Which lines contain the string "Partie"? Please list every one of them.

### DATA IN THIS EXERCISE
********************

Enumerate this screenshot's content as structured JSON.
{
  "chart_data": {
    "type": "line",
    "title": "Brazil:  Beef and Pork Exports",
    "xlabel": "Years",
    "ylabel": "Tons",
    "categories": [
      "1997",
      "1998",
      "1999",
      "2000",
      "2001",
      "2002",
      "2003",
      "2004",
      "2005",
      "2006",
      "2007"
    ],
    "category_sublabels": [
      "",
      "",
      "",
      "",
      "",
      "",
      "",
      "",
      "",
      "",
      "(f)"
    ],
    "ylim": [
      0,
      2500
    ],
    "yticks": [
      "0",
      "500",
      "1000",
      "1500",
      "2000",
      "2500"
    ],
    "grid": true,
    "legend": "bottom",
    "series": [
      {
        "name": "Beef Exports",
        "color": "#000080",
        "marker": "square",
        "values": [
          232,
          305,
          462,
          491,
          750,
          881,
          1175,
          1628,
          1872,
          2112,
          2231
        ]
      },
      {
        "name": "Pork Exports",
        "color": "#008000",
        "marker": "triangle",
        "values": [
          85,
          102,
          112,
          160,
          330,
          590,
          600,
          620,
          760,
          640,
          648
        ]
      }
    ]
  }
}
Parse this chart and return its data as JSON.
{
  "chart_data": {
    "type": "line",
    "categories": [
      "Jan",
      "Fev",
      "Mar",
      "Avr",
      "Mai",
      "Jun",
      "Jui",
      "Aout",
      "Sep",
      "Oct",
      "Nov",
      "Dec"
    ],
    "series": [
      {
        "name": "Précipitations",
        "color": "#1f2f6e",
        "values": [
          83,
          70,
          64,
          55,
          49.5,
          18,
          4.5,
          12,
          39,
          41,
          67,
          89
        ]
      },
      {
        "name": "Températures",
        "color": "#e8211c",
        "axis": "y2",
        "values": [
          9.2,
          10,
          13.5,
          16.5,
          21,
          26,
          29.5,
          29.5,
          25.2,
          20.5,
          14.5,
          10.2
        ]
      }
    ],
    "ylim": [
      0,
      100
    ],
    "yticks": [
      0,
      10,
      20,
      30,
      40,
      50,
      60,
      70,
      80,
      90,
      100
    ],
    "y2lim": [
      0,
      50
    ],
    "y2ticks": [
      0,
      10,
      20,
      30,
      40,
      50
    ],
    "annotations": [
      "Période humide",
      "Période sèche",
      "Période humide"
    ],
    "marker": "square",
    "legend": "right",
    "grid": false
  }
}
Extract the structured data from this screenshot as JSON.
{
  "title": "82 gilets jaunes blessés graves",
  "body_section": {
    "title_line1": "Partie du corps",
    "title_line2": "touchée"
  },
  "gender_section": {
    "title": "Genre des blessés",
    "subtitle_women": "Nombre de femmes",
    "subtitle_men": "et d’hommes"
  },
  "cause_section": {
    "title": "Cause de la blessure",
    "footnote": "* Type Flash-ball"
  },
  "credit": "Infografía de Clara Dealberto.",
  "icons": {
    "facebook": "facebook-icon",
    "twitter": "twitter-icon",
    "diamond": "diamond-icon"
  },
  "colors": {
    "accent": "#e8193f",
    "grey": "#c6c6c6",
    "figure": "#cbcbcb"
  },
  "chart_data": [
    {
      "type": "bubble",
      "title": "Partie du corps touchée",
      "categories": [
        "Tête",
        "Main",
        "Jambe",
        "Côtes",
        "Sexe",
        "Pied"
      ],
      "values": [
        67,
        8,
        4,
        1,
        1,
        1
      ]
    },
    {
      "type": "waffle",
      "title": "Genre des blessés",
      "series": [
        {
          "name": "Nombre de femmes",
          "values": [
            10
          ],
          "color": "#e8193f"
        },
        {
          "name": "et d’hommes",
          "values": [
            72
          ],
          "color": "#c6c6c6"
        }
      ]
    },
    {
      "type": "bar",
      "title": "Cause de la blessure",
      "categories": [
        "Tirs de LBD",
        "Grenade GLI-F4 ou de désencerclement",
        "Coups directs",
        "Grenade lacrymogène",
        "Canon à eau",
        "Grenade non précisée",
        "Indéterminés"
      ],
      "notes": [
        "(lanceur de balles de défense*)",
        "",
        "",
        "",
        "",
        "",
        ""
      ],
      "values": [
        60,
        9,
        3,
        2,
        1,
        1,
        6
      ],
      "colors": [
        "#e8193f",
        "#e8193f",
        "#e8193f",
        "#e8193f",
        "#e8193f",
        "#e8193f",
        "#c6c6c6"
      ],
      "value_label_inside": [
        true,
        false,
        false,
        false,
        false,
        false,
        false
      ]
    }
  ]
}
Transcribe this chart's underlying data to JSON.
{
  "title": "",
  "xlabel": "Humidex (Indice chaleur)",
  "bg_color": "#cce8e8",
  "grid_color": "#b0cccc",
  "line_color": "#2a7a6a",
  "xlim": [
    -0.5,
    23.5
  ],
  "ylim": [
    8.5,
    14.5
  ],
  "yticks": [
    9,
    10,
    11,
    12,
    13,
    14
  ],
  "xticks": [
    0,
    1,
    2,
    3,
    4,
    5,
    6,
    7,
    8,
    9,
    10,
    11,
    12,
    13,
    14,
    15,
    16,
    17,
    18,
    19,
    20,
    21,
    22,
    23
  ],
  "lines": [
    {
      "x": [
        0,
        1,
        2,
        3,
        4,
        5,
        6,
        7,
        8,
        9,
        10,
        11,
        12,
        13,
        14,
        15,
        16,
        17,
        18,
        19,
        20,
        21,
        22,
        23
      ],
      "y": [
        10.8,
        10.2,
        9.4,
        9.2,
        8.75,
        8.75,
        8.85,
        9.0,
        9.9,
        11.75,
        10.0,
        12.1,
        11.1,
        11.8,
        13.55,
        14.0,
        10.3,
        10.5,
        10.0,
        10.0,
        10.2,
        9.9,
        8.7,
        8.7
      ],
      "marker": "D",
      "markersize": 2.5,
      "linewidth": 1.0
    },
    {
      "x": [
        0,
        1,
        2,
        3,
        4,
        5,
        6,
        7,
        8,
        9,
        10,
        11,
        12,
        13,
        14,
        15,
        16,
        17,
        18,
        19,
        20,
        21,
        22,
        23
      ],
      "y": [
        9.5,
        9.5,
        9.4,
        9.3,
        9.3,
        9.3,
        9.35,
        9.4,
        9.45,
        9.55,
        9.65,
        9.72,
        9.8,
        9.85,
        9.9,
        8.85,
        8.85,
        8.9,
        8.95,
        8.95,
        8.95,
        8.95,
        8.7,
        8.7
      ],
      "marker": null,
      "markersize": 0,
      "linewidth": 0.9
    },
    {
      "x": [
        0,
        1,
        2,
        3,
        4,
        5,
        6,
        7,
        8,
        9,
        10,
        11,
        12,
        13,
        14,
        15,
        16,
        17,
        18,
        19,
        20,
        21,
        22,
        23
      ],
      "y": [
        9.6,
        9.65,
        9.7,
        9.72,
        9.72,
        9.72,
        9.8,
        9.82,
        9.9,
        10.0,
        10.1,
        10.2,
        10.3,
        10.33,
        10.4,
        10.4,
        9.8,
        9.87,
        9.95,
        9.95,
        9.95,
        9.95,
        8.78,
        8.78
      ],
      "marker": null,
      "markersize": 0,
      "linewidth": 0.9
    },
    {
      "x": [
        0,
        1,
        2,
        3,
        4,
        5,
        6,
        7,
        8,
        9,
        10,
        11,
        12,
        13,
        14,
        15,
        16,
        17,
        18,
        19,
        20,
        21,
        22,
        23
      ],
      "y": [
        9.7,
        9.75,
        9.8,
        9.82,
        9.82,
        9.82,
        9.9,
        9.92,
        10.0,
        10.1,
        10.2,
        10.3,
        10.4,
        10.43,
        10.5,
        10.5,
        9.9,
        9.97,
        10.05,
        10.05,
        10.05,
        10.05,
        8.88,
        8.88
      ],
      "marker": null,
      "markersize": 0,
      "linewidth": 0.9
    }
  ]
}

********************

### THE OUTPUT
    "title_line1": "Partie du corps",
      "title": "Partie du corps touchée",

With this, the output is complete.